State how many lines in the listing below include the word "consultoria". Give nothing but the number.
********
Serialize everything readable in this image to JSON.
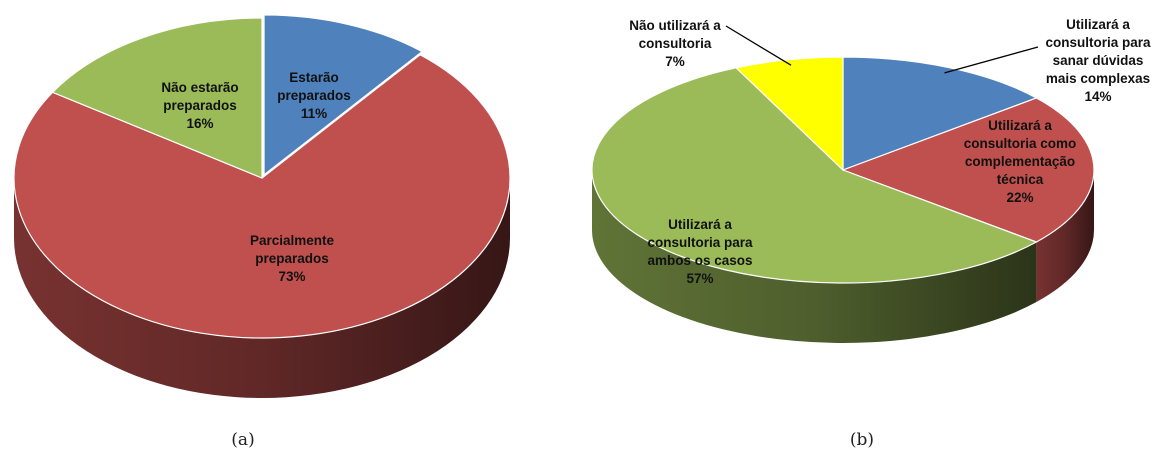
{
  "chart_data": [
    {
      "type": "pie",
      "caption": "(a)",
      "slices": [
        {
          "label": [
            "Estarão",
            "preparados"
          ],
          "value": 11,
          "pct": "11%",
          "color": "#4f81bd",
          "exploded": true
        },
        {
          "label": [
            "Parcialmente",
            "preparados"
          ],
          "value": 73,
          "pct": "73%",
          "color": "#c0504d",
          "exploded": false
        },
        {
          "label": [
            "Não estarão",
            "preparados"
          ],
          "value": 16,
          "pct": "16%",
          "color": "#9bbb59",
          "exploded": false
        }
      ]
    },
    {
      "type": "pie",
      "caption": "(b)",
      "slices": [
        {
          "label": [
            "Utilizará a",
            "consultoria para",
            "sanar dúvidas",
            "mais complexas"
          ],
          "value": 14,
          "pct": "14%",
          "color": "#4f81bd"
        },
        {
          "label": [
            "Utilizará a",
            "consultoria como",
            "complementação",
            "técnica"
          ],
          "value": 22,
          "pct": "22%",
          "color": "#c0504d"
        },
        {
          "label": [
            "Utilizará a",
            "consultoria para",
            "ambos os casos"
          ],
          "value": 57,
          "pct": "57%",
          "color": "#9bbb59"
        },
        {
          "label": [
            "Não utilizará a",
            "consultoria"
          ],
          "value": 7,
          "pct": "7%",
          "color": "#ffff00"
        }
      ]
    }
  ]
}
********
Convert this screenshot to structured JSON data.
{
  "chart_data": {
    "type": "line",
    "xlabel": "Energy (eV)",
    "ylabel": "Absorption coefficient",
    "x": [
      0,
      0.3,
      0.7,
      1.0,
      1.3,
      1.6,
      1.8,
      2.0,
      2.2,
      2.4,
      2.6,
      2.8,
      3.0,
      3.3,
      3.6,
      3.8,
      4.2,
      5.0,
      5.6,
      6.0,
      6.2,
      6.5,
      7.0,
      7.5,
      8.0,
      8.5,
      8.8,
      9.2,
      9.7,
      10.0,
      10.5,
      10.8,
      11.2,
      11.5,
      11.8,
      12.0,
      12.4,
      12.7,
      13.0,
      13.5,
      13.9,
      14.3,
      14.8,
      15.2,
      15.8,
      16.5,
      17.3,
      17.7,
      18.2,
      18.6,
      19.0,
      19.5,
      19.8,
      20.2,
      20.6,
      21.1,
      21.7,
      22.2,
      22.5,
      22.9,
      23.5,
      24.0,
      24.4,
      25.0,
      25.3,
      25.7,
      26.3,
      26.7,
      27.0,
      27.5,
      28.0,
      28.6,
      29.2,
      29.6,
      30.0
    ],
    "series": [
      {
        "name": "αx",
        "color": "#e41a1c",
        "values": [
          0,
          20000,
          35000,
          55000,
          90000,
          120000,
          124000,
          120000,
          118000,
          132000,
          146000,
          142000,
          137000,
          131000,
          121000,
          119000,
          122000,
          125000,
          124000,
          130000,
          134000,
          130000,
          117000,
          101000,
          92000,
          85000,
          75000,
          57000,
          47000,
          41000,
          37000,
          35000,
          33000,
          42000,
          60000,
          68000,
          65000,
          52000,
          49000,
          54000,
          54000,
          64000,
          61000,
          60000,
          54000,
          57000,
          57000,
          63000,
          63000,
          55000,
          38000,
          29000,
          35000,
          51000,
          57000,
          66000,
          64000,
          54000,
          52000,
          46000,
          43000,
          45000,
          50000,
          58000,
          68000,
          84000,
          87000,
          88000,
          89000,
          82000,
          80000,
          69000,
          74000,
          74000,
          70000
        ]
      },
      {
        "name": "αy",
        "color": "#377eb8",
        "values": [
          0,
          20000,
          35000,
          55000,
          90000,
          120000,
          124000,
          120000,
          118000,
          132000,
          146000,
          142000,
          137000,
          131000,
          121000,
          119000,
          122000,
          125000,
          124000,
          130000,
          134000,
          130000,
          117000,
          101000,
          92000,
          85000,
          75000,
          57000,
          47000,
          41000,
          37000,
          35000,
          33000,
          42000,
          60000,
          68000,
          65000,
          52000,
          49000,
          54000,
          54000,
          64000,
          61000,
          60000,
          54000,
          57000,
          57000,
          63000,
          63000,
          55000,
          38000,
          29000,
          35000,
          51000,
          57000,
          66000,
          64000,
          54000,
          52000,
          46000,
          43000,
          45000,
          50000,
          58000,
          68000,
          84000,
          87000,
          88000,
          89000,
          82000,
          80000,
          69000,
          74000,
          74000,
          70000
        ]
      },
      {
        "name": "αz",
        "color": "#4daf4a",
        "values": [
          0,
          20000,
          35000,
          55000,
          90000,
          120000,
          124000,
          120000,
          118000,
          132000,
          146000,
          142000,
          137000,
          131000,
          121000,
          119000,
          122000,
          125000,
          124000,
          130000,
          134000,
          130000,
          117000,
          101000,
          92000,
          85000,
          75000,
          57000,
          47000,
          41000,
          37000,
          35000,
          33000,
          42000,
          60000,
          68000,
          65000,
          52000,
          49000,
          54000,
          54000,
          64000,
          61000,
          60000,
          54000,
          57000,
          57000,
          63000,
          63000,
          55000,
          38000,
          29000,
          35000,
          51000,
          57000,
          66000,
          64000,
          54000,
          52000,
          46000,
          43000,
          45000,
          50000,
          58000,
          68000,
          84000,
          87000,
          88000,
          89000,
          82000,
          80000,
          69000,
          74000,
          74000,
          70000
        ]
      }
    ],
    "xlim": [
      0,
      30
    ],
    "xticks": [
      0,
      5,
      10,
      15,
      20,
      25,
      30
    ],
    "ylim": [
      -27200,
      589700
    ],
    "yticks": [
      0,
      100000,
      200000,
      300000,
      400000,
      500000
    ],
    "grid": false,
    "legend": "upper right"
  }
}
********
TASK RESULT: 4